(Collection entries)
:::

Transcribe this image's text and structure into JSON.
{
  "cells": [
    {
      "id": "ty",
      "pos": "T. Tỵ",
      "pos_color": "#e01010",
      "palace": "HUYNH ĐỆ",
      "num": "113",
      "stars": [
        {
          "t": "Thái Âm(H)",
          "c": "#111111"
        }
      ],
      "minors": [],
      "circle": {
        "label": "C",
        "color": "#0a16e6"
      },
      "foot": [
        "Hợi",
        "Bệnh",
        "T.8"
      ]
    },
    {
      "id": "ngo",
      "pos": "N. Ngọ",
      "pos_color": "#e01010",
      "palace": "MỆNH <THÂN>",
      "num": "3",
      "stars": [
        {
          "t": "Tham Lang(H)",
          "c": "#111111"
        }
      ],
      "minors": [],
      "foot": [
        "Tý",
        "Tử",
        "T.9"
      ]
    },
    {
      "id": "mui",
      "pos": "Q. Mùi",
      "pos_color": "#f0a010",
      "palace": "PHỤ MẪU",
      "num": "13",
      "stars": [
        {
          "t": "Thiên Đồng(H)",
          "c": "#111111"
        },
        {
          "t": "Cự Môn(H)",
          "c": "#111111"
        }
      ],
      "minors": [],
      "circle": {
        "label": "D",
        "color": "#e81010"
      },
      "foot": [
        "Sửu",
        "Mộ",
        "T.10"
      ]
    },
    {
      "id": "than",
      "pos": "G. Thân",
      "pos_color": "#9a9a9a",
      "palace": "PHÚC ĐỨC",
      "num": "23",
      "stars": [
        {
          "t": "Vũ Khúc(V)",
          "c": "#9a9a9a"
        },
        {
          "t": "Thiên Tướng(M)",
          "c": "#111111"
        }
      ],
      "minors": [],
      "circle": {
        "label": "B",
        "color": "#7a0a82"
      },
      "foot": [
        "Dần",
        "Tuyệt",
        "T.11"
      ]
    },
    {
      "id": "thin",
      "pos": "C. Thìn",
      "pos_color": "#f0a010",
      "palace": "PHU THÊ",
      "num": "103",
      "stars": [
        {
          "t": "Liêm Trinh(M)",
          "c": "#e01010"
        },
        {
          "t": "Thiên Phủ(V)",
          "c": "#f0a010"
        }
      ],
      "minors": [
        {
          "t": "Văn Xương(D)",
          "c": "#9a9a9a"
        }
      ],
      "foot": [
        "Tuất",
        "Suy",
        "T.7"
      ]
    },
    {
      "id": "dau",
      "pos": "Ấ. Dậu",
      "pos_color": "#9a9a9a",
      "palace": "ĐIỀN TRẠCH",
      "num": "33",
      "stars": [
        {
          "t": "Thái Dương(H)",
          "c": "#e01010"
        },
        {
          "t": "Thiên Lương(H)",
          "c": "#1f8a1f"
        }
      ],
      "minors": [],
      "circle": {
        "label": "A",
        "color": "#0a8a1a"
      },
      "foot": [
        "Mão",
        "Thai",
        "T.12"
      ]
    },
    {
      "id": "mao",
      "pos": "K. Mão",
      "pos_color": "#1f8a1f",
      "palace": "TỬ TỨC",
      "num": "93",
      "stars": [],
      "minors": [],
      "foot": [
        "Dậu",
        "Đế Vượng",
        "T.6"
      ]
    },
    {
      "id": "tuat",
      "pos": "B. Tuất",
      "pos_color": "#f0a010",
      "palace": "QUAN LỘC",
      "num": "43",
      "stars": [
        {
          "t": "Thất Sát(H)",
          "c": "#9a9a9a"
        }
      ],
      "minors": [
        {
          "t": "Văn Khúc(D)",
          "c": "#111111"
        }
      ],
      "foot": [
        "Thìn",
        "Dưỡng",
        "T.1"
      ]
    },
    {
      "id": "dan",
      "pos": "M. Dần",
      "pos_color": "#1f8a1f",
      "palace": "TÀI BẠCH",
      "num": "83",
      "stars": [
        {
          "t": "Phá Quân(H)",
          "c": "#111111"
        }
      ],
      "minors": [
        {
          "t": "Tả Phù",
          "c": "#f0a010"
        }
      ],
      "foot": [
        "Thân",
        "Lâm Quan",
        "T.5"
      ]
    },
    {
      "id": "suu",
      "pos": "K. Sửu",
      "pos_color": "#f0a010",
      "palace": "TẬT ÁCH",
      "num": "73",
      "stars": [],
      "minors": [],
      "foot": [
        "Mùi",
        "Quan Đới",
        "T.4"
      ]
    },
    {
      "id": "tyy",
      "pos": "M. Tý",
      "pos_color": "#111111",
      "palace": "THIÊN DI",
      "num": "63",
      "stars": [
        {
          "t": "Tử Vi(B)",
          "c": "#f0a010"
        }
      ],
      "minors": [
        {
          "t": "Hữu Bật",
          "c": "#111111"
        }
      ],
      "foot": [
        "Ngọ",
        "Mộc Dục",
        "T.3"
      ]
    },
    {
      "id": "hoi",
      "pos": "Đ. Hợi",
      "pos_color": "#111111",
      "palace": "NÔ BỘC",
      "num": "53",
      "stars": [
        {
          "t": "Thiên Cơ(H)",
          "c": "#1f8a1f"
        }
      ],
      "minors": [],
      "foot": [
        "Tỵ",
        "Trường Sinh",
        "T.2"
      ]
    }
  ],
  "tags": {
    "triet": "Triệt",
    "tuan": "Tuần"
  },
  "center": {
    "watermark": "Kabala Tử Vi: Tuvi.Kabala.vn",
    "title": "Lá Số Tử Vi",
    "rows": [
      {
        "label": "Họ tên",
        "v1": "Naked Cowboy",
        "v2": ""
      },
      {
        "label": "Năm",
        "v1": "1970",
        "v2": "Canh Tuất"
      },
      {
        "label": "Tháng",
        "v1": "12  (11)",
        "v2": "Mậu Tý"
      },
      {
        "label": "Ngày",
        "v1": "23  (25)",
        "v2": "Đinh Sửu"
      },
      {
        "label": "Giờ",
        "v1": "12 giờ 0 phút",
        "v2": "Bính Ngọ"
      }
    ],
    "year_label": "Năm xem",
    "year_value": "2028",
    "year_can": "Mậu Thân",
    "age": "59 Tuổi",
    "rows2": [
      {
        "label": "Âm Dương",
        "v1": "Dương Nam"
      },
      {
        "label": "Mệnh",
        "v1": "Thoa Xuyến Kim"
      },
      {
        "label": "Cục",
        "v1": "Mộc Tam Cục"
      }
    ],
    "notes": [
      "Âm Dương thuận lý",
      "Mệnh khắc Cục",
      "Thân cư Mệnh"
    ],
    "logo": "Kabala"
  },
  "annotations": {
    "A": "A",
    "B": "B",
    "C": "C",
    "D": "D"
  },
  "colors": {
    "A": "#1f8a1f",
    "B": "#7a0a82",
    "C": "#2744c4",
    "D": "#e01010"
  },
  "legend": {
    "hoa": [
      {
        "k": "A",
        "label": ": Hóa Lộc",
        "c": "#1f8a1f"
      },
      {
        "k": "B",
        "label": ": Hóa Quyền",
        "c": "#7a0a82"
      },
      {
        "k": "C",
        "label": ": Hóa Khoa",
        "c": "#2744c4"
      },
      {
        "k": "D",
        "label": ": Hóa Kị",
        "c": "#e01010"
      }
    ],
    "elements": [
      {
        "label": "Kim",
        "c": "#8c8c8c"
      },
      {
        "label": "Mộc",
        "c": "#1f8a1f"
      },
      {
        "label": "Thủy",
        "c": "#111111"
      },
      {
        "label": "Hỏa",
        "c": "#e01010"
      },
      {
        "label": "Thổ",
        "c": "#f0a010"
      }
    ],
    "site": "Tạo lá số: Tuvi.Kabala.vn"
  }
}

:::

Print again each line of the listing above, exactly as it appears.

### [FINISHED ANSWER]
Transcribe this image's text and structure into JSON.
{
  "cells": [
    {
      "id": "ty",
      "pos": "T. Tỵ",
      "pos_color": "#e01010",
      "palace": "HUYNH ĐỆ",
      "num": "113",
      "stars": [
        {
          "t": "Thái Âm(H)",
          "c": "#111111"
        }
      ],
      "minors": [],
      "circle": {
        "label": "C",
        "color": "#0a16e6"
      },
      "foot": [
        "Hợi",
        "Bệnh",
        "T.8"
      ]
    },
    {
      "id": "ngo",
      "pos": "N. Ngọ",
      "pos_color": "#e01010",
      "palace": "MỆNH <THÂN>",
      "num": "3",
      "stars": [
        {
          "t": "Tham Lang(H)",
          "c": "#111111"
        }
      ],
      "minors": [],
      "foot": [
        "Tý",
        "Tử",
        "T.9"
      ]
    },
    {
      "id": "mui",
      "pos": "Q. Mùi",
      "pos_color": "#f0a010",
      "palace": "PHỤ MẪU",
      "num": "13",
      "stars": [
        {
          "t": "Thiên Đồng(H)",
          "c": "#111111"
        },
        {
          "t": "Cự Môn(H)",
          "c": "#111111"
        }
      ],
      "minors": [],
      "circle": {
        "label": "D",
        "color": "#e81010"
      },
      "foot": [
        "Sửu",
        "Mộ",
        "T.10"
      ]
    },
    {
      "id": "than",
      "pos": "G. Thân",
      "pos_color": "#9a9a9a",
      "palace": "PHÚC ĐỨC",
      "num": "23",
      "stars": [
        {
          "t": "Vũ Khúc(V)",
          "c": "#9a9a9a"
        },
        {
          "t": "Thiên Tướng(M)",
          "c": "#111111"
        }
      ],
      "minors": [],
      "circle": {
        "label": "B",
        "color": "#7a0a82"
      },
      "foot": [
        "Dần",
        "Tuyệt",
        "T.11"
      ]
    },
    {
      "id": "thin",
      "pos": "C. Thìn",
      "pos_color": "#f0a010",
      "palace": "PHU THÊ",
      "num": "103",
      "stars": [
        {
          "t": "Liêm Trinh(M)",
          "c": "#e01010"
        },
        {
          "t": "Thiên Phủ(V)",
          "c": "#f0a010"
        }
      ],
      "minors": [
        {
          "t": "Văn Xương(D)",
          "c": "#9a9a9a"
        }
      ],
      "foot": [
        "Tuất",
        "Suy",
        "T.7"
      ]
    },
    {
      "id": "dau",
      "pos": "Ấ. Dậu",
      "pos_color": "#9a9a9a",
      "palace": "ĐIỀN TRẠCH",
      "num": "33",
      "stars": [
        {
          "t": "Thái Dương(H)",
          "c": "#e01010"
        },
        {
          "t": "Thiên Lương(H)",
          "c": "#1f8a1f"
        }
      ],
      "minors": [],
      "circle": {
        "label": "A",
        "color": "#0a8a1a"
      },
      "foot": [
        "Mão",
        "Thai",
        "T.12"
      ]
    },
    {
      "id": "mao",
      "pos": "K. Mão",
      "pos_color": "#1f8a1f",
      "palace": "TỬ TỨC",
      "num": "93",
      "stars": [],
      "minors": [],
      "foot": [
        "Dậu",
        "Đế Vượng",
        "T.6"
      ]
    },
    {
      "id": "tuat",
      "pos": "B. Tuất",
      "pos_color": "#f0a010",
      "palace": "QUAN LỘC",
      "num": "43",
      "stars": [
        {
          "t": "Thất Sát(H)",
          "c": "#9a9a9a"
        }
      ],
      "minors": [
        {
          "t": "Văn Khúc(D)",
          "c": "#111111"
        }
      ],
      "foot": [
        "Thìn",
        "Dưỡng",
        "T.1"
      ]
    },
    {
      "id": "dan",
      "pos": "M. Dần",
      "pos_color": "#1f8a1f",
      "palace": "TÀI BẠCH",
      "num": "83",
      "stars": [
        {
          "t": "Phá Quân(H)",
          "c": "#111111"
        }
      ],
      "minors": [
        {
          "t": "Tả Phù",
          "c": "#f0a010"
        }
      ],
      "foot": [
        "Thân",
        "Lâm Quan",
        "T.5"
      ]
    },
    {
      "id": "suu",
      "pos": "K. Sửu",
      "pos_color": "#f0a010",
      "palace": "TẬT ÁCH",
      "num": "73",
      "stars": [],
      "minors": [],
      "foot": [
        "Mùi",
        "Quan Đới",
        "T.4"
      ]
    },
    {
      "id": "tyy",
      "pos": "M. Tý",
      "pos_color": "#111111",
      "palace": "THIÊN DI",
      "num": "63",
      "stars": [
        {
          "t": "Tử Vi(B)",
          "c": "#f0a010"
        }
      ],
      "minors": [
        {
          "t": "Hữu Bật",
          "c": "#111111"
        }
      ],
      "foot": [
        "Ngọ",
        "Mộc Dục",
        "T.3"
      ]
    },
    {
      "id": "hoi",
      "pos": "Đ. Hợi",
      "pos_color": "#111111",
      "palace": "NÔ BỘC",
      "num": "53",
      "stars": [
        {
          "t": "Thiên Cơ(H)",
          "c": "#1f8a1f"
        }
      ],
      "minors": [],
      "foot": [
        "Tỵ",
        "Trường Sinh",
        "T.2"
      ]
    }
  ],
  "tags": {
    "triet": "Triệt",
    "tuan": "Tuần"
  },
  "center": {
    "watermark": "Kabala Tử Vi: Tuvi.Kabala.vn",
    "title": "Lá Số Tử Vi",
    "rows": [
      {
        "label": "Họ tên",
        "v1": "Naked Cowboy",
        "v2": ""
      },
      {
        "label": "Năm",
        "v1": "1970",
        "v2": "Canh Tuất"
      },
      {
        "label": "Tháng",
        "v1": "12  (11)",
        "v2": "Mậu Tý"
      },
      {
        "label": "Ngày",
        "v1": "23  (25)",
        "v2": "Đinh Sửu"
      },
      {
        "label": "Giờ",
        "v1": "12 giờ 0 phút",
        "v2": "Bính Ngọ"
      }
    ],
    "year_label": "Năm xem",
    "year_value": "2028",
    "year_can": "Mậu Thân",
    "age": "59 Tuổi",
    "rows2": [
      {
        "label": "Âm Dương",
        "v1": "Dương Nam"
      },
      {
        "label": "Mệnh",
        "v1": "Thoa Xuyến Kim"
      },
      {
        "label": "Cục",
        "v1": "Mộc Tam Cục"
      }
    ],
    "notes": [
      "Âm Dương thuận lý",
      "Mệnh khắc Cục",
      "Thân cư Mệnh"
    ],
    "logo": "Kabala"
  },
  "annotations": {
    "A": "A",
    "B": "B",
    "C": "C",
    "D": "D"
  },
  "colors": {
    "A": "#1f8a1f",
    "B": "#7a0a82",
    "C": "#2744c4",
    "D": "#e01010"
  },
  "legend": {
    "hoa": [
      {
        "k": "A",
        "label": ": Hóa Lộc",
        "c": "#1f8a1f"
      },
      {
        "k": "B",
        "label": ": Hóa Quyền",
        "c": "#7a0a82"
      },
      {
        "k": "C",
        "label": ": Hóa Khoa",
        "c": "#2744c4"
      },
      {
        "k": "D",
        "label": ": Hóa Kị",
        "c": "#e01010"
      }
    ],
    "elements": [
      {
        "label": "Kim",
        "c": "#8c8c8c"
      },
      {
        "label": "Mộc",
        "c": "#1f8a1f"
      },
      {
        "label": "Thủy",
        "c": "#111111"
      },
      {
        "label": "Hỏa",
        "c": "#e01010"
      },
      {
        "label": "Thổ",
        "c": "#f0a010"
      }
    ],
    "site": "Tạo lá số: Tuvi.Kabala.vn"
  }
}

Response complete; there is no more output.